Restate the whole of the material. Keep every word, and drop the pictures.

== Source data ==
_ _ _ _ _

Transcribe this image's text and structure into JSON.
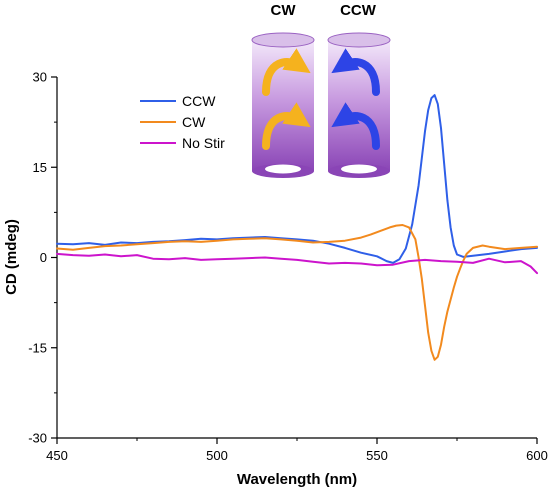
{
  "chart_data": {
    "type": "line",
    "xlabel": "Wavelength (nm)",
    "ylabel": "CD (mdeg)",
    "xlim": [
      450,
      600
    ],
    "ylim": [
      -30,
      30
    ],
    "xticks": [
      450,
      500,
      550,
      600
    ],
    "yticks": [
      30,
      15,
      0,
      -15,
      -30
    ],
    "xtick_labels": [
      "450",
      "500",
      "550",
      "600"
    ],
    "ytick_labels": [
      "30",
      "15",
      "0",
      "-15",
      "-30"
    ],
    "grid": false,
    "legend_position": "upper-left",
    "series": [
      {
        "name": "CCW",
        "color": "#2f5fe8",
        "x": [
          450,
          455,
          460,
          465,
          470,
          475,
          480,
          485,
          490,
          495,
          500,
          505,
          510,
          515,
          520,
          525,
          530,
          535,
          540,
          545,
          550,
          553,
          555,
          557,
          559,
          561,
          563,
          564,
          565,
          566,
          567,
          568,
          569,
          570,
          571,
          572,
          573,
          574,
          575,
          577,
          580,
          585,
          590,
          595,
          600
        ],
        "y": [
          2.3,
          2.2,
          2.4,
          2.1,
          2.5,
          2.4,
          2.6,
          2.7,
          2.9,
          3.1,
          3.0,
          3.2,
          3.3,
          3.4,
          3.2,
          3.0,
          2.8,
          2.3,
          1.6,
          0.8,
          0.2,
          -0.6,
          -0.9,
          -0.3,
          1.5,
          5.5,
          12.0,
          16.5,
          21.0,
          24.5,
          26.5,
          27.0,
          25.5,
          21.5,
          15.5,
          9.5,
          5.0,
          2.0,
          0.5,
          0.1,
          0.3,
          0.6,
          1.0,
          1.4,
          1.6
        ]
      },
      {
        "name": "CW",
        "color": "#f28a1e",
        "x": [
          450,
          455,
          460,
          465,
          470,
          475,
          480,
          485,
          490,
          495,
          500,
          505,
          510,
          515,
          520,
          525,
          530,
          535,
          540,
          545,
          548,
          550,
          552,
          554,
          556,
          558,
          560,
          562,
          563,
          564,
          565,
          566,
          567,
          568,
          569,
          570,
          571,
          572,
          573,
          574,
          575,
          576,
          577,
          578,
          580,
          583,
          585,
          590,
          595,
          600
        ],
        "y": [
          1.5,
          1.3,
          1.6,
          1.9,
          2.0,
          2.2,
          2.4,
          2.6,
          2.7,
          2.6,
          2.8,
          3.0,
          3.1,
          3.2,
          3.0,
          2.8,
          2.5,
          2.6,
          2.8,
          3.3,
          3.8,
          4.2,
          4.6,
          5.0,
          5.3,
          5.4,
          5.0,
          3.0,
          0.0,
          -3.5,
          -8.0,
          -12.5,
          -15.5,
          -17.0,
          -16.5,
          -14.5,
          -11.5,
          -9.0,
          -7.0,
          -5.0,
          -3.2,
          -1.8,
          -0.5,
          0.6,
          1.6,
          2.0,
          1.8,
          1.4,
          1.6,
          1.8
        ]
      },
      {
        "name": "No Stir",
        "color": "#cc14cc",
        "x": [
          450,
          455,
          460,
          465,
          470,
          475,
          480,
          485,
          490,
          495,
          500,
          505,
          510,
          515,
          520,
          525,
          530,
          535,
          540,
          545,
          550,
          555,
          560,
          565,
          570,
          575,
          580,
          585,
          590,
          595,
          598,
          600
        ],
        "y": [
          0.6,
          0.4,
          0.3,
          0.5,
          0.2,
          0.4,
          -0.2,
          -0.3,
          -0.1,
          -0.4,
          -0.3,
          -0.2,
          -0.1,
          0.0,
          -0.2,
          -0.4,
          -0.7,
          -1.0,
          -0.9,
          -1.0,
          -1.3,
          -1.2,
          -0.6,
          -0.4,
          -0.6,
          -0.7,
          -0.9,
          -0.2,
          -0.8,
          -0.6,
          -1.5,
          -2.6
        ]
      }
    ]
  },
  "inset": {
    "left_label": "CW",
    "right_label": "CCW",
    "left_arrow_color": "#f5b21e",
    "right_arrow_color": "#2d44e6",
    "cylinder_color": "#a86bd0"
  }
}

_ _ _ _ _

== Task solution ==
Transcribe this image's text and structure into JSON.
{
  "chart_data": {
    "type": "line",
    "xlabel": "Wavelength (nm)",
    "ylabel": "CD (mdeg)",
    "xlim": [
      450,
      600
    ],
    "ylim": [
      -30,
      30
    ],
    "xticks": [
      450,
      500,
      550,
      600
    ],
    "yticks": [
      30,
      15,
      0,
      -15,
      -30
    ],
    "xtick_labels": [
      "450",
      "500",
      "550",
      "600"
    ],
    "ytick_labels": [
      "30",
      "15",
      "0",
      "-15",
      "-30"
    ],
    "grid": false,
    "legend_position": "upper-left",
    "series": [
      {
        "name": "CCW",
        "color": "#2f5fe8",
        "x": [
          450,
          455,
          460,
          465,
          470,
          475,
          480,
          485,
          490,
          495,
          500,
          505,
          510,
          515,
          520,
          525,
          530,
          535,
          540,
          545,
          550,
          553,
          555,
          557,
          559,
          561,
          563,
          564,
          565,
          566,
          567,
          568,
          569,
          570,
          571,
          572,
          573,
          574,
          575,
          577,
          580,
          585,
          590,
          595,
          600
        ],
        "y": [
          2.3,
          2.2,
          2.4,
          2.1,
          2.5,
          2.4,
          2.6,
          2.7,
          2.9,
          3.1,
          3.0,
          3.2,
          3.3,
          3.4,
          3.2,
          3.0,
          2.8,
          2.3,
          1.6,
          0.8,
          0.2,
          -0.6,
          -0.9,
          -0.3,
          1.5,
          5.5,
          12.0,
          16.5,
          21.0,
          24.5,
          26.5,
          27.0,
          25.5,
          21.5,
          15.5,
          9.5,
          5.0,
          2.0,
          0.5,
          0.1,
          0.3,
          0.6,
          1.0,
          1.4,
          1.6
        ]
      },
      {
        "name": "CW",
        "color": "#f28a1e",
        "x": [
          450,
          455,
          460,
          465,
          470,
          475,
          480,
          485,
          490,
          495,
          500,
          505,
          510,
          515,
          520,
          525,
          530,
          535,
          540,
          545,
          548,
          550,
          552,
          554,
          556,
          558,
          560,
          562,
          563,
          564,
          565,
          566,
          567,
          568,
          569,
          570,
          571,
          572,
          573,
          574,
          575,
          576,
          577,
          578,
          580,
          583,
          585,
          590,
          595,
          600
        ],
        "y": [
          1.5,
          1.3,
          1.6,
          1.9,
          2.0,
          2.2,
          2.4,
          2.6,
          2.7,
          2.6,
          2.8,
          3.0,
          3.1,
          3.2,
          3.0,
          2.8,
          2.5,
          2.6,
          2.8,
          3.3,
          3.8,
          4.2,
          4.6,
          5.0,
          5.3,
          5.4,
          5.0,
          3.0,
          0.0,
          -3.5,
          -8.0,
          -12.5,
          -15.5,
          -17.0,
          -16.5,
          -14.5,
          -11.5,
          -9.0,
          -7.0,
          -5.0,
          -3.2,
          -1.8,
          -0.5,
          0.6,
          1.6,
          2.0,
          1.8,
          1.4,
          1.6,
          1.8
        ]
      },
      {
        "name": "No Stir",
        "color": "#cc14cc",
        "x": [
          450,
          455,
          460,
          465,
          470,
          475,
          480,
          485,
          490,
          495,
          500,
          505,
          510,
          515,
          520,
          525,
          530,
          535,
          540,
          545,
          550,
          555,
          560,
          565,
          570,
          575,
          580,
          585,
          590,
          595,
          598,
          600
        ],
        "y": [
          0.6,
          0.4,
          0.3,
          0.5,
          0.2,
          0.4,
          -0.2,
          -0.3,
          -0.1,
          -0.4,
          -0.3,
          -0.2,
          -0.1,
          0.0,
          -0.2,
          -0.4,
          -0.7,
          -1.0,
          -0.9,
          -1.0,
          -1.3,
          -1.2,
          -0.6,
          -0.4,
          -0.6,
          -0.7,
          -0.9,
          -0.2,
          -0.8,
          -0.6,
          -1.5,
          -2.6
        ]
      }
    ]
  },
  "inset": {
    "left_label": "CW",
    "right_label": "CCW",
    "left_arrow_color": "#f5b21e",
    "right_arrow_color": "#2d44e6",
    "cylinder_color": "#a86bd0"
  }
}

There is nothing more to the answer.